Records from a collection of figures →
-.-.-
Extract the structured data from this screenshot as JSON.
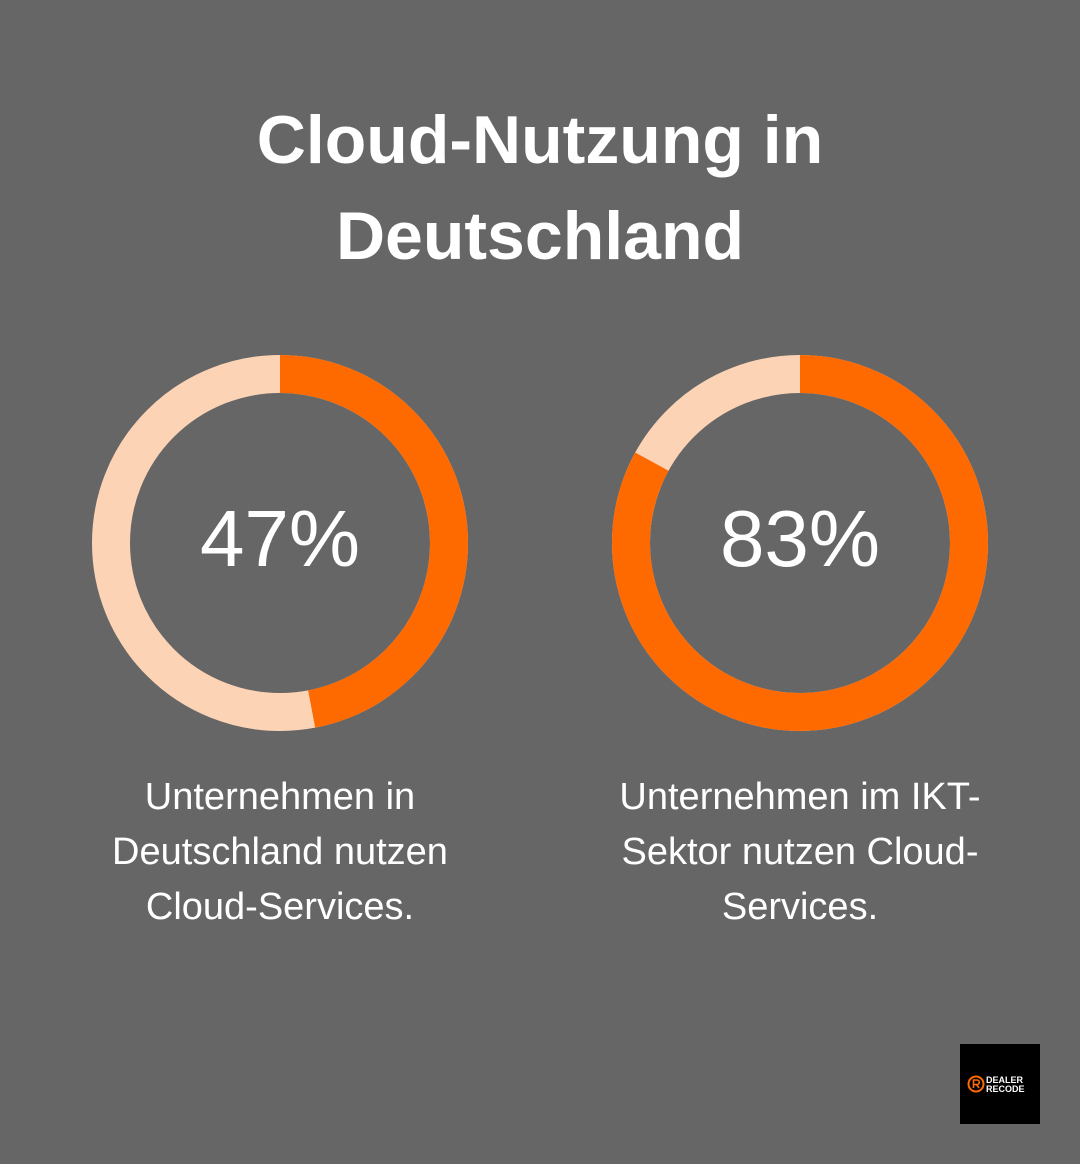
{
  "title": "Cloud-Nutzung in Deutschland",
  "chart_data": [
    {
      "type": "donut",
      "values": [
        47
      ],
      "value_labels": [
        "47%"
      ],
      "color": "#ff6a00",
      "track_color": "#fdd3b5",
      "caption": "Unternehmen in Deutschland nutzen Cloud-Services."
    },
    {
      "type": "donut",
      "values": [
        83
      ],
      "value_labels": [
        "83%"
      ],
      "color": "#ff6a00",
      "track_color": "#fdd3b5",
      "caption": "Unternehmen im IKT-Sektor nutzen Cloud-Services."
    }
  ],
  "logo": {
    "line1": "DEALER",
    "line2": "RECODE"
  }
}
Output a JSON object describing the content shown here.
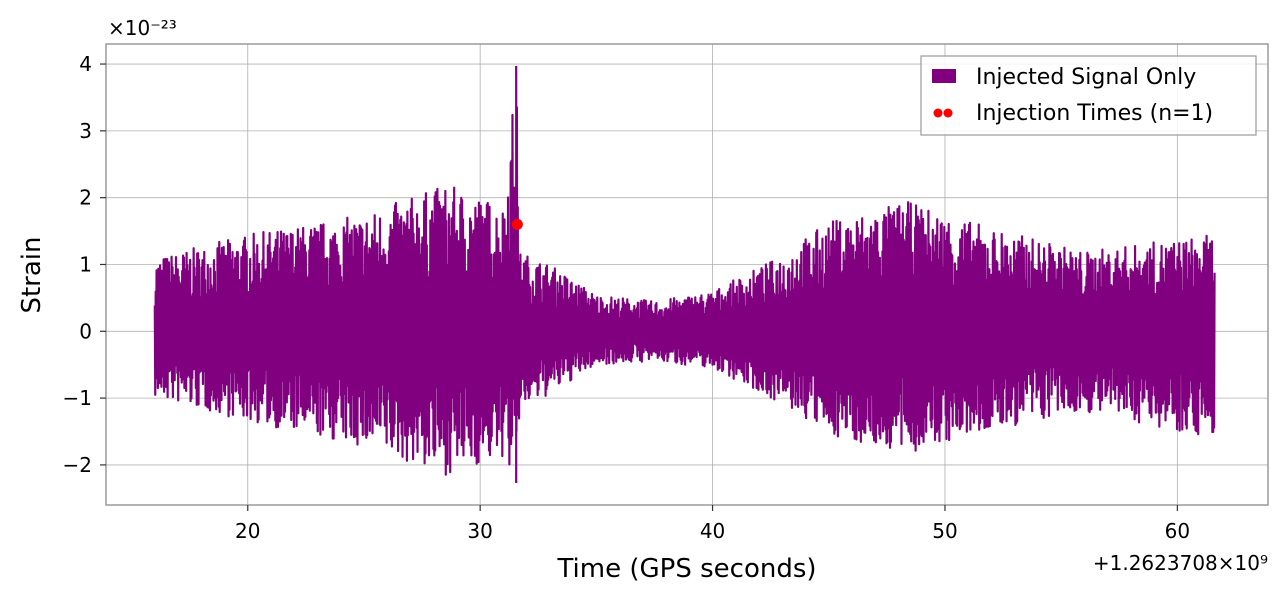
-.-.-
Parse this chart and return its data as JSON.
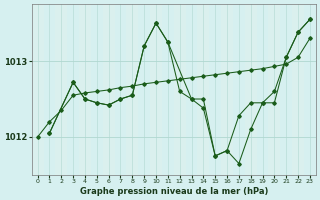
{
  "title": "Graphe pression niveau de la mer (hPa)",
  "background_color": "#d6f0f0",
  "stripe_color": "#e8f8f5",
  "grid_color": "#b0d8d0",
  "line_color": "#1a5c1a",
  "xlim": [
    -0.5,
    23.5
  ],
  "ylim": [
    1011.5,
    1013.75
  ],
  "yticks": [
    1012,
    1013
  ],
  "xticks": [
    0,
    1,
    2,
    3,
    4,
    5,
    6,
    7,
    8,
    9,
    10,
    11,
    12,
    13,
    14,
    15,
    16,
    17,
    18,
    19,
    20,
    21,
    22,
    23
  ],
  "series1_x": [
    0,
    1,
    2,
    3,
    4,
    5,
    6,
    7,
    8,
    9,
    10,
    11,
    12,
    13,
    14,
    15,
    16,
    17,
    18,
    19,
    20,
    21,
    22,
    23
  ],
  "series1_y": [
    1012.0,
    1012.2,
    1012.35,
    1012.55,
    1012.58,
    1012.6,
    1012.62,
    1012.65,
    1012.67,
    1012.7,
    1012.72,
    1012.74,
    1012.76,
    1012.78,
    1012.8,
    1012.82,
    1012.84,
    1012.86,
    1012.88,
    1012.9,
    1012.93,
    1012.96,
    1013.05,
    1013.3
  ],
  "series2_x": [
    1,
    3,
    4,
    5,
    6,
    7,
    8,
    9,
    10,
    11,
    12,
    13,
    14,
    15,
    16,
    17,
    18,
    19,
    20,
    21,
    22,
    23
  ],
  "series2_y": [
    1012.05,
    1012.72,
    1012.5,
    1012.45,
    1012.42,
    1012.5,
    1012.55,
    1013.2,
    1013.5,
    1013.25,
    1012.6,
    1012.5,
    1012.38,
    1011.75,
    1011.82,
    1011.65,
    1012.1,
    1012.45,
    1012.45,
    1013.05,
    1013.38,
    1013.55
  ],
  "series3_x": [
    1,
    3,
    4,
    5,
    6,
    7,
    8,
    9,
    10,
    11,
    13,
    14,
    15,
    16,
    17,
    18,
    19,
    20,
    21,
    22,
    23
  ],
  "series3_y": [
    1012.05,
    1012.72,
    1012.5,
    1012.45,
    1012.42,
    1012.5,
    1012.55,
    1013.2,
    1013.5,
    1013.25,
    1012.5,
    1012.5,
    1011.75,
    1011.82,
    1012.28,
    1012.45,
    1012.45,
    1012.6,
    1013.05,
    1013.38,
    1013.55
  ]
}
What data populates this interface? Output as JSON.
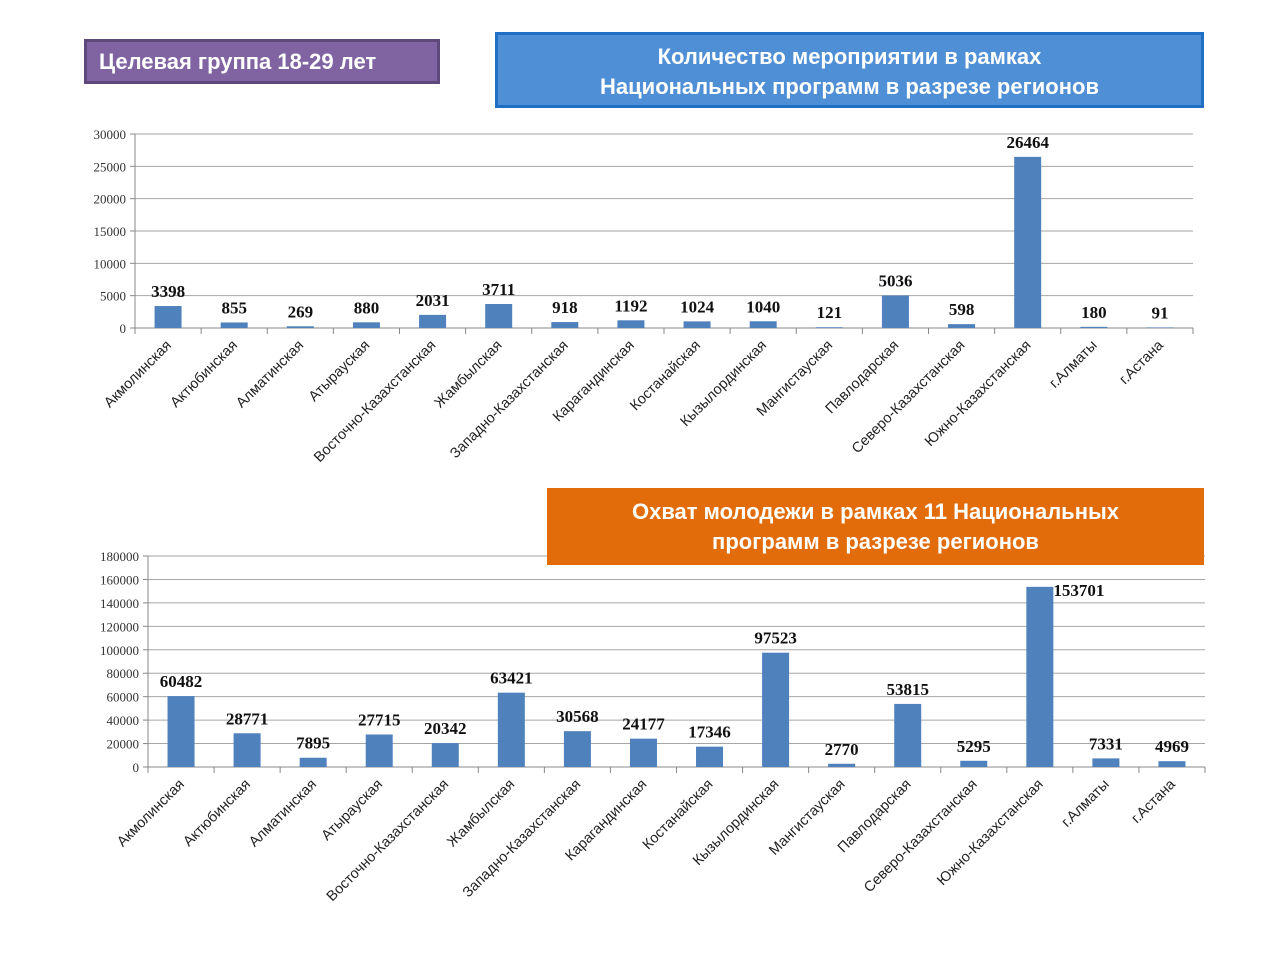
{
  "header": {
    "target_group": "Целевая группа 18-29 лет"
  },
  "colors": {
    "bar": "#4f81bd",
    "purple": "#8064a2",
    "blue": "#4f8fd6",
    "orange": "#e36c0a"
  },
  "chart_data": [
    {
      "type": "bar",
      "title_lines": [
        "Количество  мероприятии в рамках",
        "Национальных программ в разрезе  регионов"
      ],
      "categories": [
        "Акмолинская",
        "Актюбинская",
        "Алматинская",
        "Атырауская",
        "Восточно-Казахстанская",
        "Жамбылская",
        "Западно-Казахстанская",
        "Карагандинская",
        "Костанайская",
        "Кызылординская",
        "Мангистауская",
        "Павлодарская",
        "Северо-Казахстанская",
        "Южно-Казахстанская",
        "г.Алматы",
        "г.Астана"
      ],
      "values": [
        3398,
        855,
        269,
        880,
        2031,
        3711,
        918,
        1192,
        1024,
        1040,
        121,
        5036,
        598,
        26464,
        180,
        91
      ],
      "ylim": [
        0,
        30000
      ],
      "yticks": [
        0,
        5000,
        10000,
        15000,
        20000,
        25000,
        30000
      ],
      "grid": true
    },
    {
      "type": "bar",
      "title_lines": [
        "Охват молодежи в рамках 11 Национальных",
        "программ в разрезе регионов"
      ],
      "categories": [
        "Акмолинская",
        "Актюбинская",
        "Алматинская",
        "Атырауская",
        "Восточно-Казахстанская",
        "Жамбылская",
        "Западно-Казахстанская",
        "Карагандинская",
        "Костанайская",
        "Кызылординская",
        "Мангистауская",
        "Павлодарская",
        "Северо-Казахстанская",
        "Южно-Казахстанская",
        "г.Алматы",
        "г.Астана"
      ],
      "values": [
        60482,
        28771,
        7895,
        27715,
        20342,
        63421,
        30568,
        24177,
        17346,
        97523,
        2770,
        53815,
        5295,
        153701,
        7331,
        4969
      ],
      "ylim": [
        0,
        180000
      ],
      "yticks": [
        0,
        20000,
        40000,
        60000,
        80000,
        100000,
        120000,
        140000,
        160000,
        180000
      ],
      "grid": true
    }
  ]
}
-.-.-
Goal → Beginning with the line above that contains "Extract the structured" and ending with the line that contains "Output a JSON", quote each line exactly, keeping out the pictures.

Output for this exercise →
Extract the structured data from this screenshot as JSON.
{
  "title": "Cloud-Nutzung in Deutschland",
  "chart_data": [
    {
      "type": "donut",
      "values": [
        47
      ],
      "value_labels": [
        "47%"
      ],
      "color": "#ff6a00",
      "track_color": "#fdd3b5",
      "caption": "Unternehmen in Deutschland nutzen Cloud-Services."
    },
    {
      "type": "donut",
      "values": [
        83
      ],
      "value_labels": [
        "83%"
      ],
      "color": "#ff6a00",
      "track_color": "#fdd3b5",
      "caption": "Unternehmen im IKT-Sektor nutzen Cloud-Services."
    }
  ],
  "logo": {
    "line1": "DEALER",
    "line2": "RECODE"
  }
}
Output a JSON object describing the content shown here.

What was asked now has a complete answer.